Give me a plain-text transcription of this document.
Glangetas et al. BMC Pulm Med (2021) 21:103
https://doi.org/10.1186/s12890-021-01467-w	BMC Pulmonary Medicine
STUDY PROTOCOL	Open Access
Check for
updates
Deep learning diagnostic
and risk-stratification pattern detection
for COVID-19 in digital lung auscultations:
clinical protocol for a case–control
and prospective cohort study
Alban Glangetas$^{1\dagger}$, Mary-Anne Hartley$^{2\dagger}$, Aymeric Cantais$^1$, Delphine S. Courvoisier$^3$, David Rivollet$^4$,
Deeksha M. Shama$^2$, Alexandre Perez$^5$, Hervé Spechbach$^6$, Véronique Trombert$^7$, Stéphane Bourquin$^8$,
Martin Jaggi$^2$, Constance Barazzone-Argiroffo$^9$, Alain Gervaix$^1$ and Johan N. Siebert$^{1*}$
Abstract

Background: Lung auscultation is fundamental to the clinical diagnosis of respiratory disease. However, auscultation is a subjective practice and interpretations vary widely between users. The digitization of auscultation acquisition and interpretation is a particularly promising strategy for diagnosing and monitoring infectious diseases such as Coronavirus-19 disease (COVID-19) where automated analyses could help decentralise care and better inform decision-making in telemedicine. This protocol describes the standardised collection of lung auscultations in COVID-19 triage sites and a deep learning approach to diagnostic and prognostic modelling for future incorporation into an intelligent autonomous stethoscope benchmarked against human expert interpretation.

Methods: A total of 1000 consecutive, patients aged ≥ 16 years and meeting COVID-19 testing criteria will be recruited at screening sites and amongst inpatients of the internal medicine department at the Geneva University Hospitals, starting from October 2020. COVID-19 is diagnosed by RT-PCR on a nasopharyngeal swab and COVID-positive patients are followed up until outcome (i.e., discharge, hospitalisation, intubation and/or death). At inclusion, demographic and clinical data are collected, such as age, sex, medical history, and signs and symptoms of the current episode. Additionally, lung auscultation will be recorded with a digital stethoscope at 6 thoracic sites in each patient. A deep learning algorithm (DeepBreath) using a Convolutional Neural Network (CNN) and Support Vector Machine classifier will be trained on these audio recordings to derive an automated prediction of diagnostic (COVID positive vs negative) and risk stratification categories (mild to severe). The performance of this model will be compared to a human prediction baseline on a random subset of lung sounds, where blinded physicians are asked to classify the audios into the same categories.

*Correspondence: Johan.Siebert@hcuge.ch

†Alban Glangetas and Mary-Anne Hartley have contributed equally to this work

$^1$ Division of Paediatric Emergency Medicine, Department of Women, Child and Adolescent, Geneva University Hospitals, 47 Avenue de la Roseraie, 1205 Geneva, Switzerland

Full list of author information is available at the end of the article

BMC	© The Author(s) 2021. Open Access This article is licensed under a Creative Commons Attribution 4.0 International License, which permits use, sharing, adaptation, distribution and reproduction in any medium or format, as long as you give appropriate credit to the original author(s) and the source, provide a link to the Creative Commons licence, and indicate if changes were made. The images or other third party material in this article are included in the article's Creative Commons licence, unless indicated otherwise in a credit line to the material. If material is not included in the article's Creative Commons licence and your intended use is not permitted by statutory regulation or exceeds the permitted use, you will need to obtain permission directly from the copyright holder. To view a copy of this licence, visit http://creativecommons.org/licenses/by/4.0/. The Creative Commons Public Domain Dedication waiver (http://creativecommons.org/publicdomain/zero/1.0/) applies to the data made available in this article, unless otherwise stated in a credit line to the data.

----------

• [Work required] All of the data above should be reproduced exactly, with nothing missing.

• [Task response]
Give me a plain-text transcription of this document.
Glangetas et al. BMC Pulm Med (2021) 21:103
https://doi.org/10.1186/s12890-021-01467-w	BMC Pulmonary Medicine
STUDY PROTOCOL	Open Access
Check for
updates
Deep learning diagnostic
and risk-stratification pattern detection
for COVID-19 in digital lung auscultations:
clinical protocol for a case–control
and prospective cohort study
Alban Glangetas$^{1\dagger}$, Mary-Anne Hartley$^{2\dagger}$, Aymeric Cantais$^1$, Delphine S. Courvoisier$^3$, David Rivollet$^4$,
Deeksha M. Shama$^2$, Alexandre Perez$^5$, Hervé Spechbach$^6$, Véronique Trombert$^7$, Stéphane Bourquin$^8$,
Martin Jaggi$^2$, Constance Barazzone-Argiroffo$^9$, Alain Gervaix$^1$ and Johan N. Siebert$^{1*}$
Abstract

Background: Lung auscultation is fundamental to the clinical diagnosis of respiratory disease. However, auscultation is a subjective practice and interpretations vary widely between users. The digitization of auscultation acquisition and interpretation is a particularly promising strategy for diagnosing and monitoring infectious diseases such as Coronavirus-19 disease (COVID-19) where automated analyses could help decentralise care and better inform decision-making in telemedicine. This protocol describes the standardised collection of lung auscultations in COVID-19 triage sites and a deep learning approach to diagnostic and prognostic modelling for future incorporation into an intelligent autonomous stethoscope benchmarked against human expert interpretation.

Methods: A total of 1000 consecutive, patients aged ≥ 16 years and meeting COVID-19 testing criteria will be recruited at screening sites and amongst inpatients of the internal medicine department at the Geneva University Hospitals, starting from October 2020. COVID-19 is diagnosed by RT-PCR on a nasopharyngeal swab and COVID-positive patients are followed up until outcome (i.e., discharge, hospitalisation, intubation and/or death). At inclusion, demographic and clinical data are collected, such as age, sex, medical history, and signs and symptoms of the current episode. Additionally, lung auscultation will be recorded with a digital stethoscope at 6 thoracic sites in each patient. A deep learning algorithm (DeepBreath) using a Convolutional Neural Network (CNN) and Support Vector Machine classifier will be trained on these audio recordings to derive an automated prediction of diagnostic (COVID positive vs negative) and risk stratification categories (mild to severe). The performance of this model will be compared to a human prediction baseline on a random subset of lung sounds, where blinded physicians are asked to classify the audios into the same categories.

*Correspondence: Johan.Siebert@hcuge.ch

†Alban Glangetas and Mary-Anne Hartley have contributed equally to this work

$^1$ Division of Paediatric Emergency Medicine, Department of Women, Child and Adolescent, Geneva University Hospitals, 47 Avenue de la Roseraie, 1205 Geneva, Switzerland

Full list of author information is available at the end of the article

BMC	© The Author(s) 2021. Open Access This article is licensed under a Creative Commons Attribution 4.0 International License, which permits use, sharing, adaptation, distribution and reproduction in any medium or format, as long as you give appropriate credit to the original author(s) and the source, provide a link to the Creative Commons licence, and indicate if changes were made. The images or other third party material in this article are included in the article's Creative Commons licence, unless indicated otherwise in a credit line to the material. If material is not included in the article's Creative Commons licence and your intended use is not permitted by statutory regulation or exceeds the permitted use, you will need to obtain permission directly from the copyright holder. To view a copy of this licence, visit http://creativecommons.org/licenses/by/4.0/. The Creative Commons Public Domain Dedication waiver (http://creativecommons.org/publicdomain/zero/1.0/) applies to the data made available in this article, unless otherwise stated in a credit line to the data.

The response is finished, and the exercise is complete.